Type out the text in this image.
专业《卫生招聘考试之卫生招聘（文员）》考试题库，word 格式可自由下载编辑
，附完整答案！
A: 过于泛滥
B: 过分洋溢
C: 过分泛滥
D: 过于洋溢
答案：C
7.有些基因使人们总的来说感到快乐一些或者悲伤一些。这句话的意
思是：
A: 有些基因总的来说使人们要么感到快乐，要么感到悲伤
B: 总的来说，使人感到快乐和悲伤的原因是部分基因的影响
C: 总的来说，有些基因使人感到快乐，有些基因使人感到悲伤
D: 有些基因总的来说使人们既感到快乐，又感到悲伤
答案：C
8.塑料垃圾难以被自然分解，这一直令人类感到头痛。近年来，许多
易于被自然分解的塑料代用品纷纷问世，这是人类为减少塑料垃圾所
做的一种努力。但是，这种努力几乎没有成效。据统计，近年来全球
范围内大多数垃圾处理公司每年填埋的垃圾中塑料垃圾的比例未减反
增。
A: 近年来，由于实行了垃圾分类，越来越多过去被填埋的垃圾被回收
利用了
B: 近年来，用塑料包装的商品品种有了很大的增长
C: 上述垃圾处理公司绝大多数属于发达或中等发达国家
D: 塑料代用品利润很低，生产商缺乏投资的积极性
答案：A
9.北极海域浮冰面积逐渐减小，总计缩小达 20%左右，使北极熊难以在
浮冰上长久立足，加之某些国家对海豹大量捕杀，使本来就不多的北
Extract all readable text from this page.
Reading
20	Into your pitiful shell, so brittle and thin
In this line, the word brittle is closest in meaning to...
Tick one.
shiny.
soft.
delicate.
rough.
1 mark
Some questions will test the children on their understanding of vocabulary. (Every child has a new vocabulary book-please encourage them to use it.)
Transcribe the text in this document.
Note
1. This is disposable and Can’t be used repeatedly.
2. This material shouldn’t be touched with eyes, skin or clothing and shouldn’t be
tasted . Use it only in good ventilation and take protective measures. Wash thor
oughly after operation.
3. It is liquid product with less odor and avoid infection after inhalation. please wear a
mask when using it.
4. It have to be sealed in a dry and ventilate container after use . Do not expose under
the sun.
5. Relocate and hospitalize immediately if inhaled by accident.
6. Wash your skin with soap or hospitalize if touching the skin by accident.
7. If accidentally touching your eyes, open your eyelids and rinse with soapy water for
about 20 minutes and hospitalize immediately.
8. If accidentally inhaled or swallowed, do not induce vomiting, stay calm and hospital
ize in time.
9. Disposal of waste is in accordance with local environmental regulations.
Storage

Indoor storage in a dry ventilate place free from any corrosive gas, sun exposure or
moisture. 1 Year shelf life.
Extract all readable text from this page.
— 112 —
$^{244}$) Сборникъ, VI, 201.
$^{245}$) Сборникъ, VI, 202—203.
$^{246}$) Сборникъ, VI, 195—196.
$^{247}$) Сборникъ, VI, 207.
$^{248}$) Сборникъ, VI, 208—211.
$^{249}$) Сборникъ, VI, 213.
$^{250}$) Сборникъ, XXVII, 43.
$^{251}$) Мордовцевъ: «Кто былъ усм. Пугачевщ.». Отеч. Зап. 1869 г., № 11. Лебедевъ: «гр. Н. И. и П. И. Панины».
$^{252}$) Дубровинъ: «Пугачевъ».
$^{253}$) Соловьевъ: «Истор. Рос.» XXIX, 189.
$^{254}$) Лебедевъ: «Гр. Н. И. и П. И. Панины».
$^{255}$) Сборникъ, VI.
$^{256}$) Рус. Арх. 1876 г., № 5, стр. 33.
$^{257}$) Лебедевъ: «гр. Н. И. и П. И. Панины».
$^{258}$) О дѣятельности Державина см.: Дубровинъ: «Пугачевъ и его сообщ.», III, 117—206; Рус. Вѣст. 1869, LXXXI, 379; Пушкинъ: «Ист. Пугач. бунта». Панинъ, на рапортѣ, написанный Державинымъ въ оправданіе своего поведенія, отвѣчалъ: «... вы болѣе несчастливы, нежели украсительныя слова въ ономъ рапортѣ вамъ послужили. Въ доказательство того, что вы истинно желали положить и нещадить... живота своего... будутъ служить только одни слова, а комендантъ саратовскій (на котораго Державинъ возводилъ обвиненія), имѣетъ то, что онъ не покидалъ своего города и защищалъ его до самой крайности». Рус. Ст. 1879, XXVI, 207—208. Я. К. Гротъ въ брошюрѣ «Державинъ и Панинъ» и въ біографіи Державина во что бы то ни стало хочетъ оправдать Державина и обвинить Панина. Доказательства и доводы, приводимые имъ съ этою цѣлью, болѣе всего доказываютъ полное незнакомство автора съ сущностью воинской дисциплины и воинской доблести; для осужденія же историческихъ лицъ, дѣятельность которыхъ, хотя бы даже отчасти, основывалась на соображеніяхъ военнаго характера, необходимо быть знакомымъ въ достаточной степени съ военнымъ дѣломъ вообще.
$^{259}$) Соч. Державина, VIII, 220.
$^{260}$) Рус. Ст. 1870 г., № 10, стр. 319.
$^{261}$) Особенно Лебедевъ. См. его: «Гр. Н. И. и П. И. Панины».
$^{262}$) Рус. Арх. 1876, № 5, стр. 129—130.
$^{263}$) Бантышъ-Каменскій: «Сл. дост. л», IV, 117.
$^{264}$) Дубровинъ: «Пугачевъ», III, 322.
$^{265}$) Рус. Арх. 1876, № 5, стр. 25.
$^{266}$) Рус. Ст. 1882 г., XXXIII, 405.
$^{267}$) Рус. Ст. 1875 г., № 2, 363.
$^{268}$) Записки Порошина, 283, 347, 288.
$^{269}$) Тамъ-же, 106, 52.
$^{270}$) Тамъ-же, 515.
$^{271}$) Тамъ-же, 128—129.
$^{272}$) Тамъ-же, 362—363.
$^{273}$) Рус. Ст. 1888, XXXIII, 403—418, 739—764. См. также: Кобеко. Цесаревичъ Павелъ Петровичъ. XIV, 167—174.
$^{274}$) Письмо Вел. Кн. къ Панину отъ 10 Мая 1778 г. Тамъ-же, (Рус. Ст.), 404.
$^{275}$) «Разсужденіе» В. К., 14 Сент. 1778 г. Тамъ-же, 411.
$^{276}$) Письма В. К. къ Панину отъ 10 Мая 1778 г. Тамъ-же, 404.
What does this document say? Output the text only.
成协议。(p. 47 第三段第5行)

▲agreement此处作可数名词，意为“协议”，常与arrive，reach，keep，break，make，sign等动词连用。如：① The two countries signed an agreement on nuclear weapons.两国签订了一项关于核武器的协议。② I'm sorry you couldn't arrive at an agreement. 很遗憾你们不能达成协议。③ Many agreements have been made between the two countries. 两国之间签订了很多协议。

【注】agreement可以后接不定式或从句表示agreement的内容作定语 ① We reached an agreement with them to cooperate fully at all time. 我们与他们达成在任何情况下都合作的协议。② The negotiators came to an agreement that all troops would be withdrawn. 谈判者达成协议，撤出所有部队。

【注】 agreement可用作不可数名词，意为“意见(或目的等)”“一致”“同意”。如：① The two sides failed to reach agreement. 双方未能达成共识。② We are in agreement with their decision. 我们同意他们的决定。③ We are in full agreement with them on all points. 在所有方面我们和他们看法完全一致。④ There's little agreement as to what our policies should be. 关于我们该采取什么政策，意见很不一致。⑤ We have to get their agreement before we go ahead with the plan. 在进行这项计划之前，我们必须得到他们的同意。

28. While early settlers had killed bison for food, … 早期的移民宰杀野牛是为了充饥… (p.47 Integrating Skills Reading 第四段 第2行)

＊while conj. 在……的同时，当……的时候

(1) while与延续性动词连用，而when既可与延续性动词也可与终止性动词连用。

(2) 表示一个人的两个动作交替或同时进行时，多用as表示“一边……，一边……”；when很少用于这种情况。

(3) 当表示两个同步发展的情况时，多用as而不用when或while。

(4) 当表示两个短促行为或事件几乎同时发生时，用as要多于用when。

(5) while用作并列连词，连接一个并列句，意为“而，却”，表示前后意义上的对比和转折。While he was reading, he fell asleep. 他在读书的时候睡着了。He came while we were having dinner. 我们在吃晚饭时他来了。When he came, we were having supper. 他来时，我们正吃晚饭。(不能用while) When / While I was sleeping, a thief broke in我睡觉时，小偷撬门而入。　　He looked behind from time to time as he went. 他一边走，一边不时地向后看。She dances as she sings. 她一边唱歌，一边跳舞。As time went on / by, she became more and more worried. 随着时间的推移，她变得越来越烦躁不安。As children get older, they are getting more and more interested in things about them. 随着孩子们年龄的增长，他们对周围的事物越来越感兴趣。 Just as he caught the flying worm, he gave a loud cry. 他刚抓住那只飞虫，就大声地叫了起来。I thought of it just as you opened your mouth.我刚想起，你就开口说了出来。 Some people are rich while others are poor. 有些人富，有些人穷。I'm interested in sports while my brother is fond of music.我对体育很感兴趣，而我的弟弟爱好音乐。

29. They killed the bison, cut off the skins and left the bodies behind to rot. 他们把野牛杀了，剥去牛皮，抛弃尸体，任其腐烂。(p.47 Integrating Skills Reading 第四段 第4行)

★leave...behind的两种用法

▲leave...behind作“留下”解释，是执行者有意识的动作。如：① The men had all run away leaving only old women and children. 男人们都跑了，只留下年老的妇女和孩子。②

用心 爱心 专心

#### PROBLEM
Of the lines in this listing, report how many contain the string "word", and give the number only.

#### FULL OUTPUT
2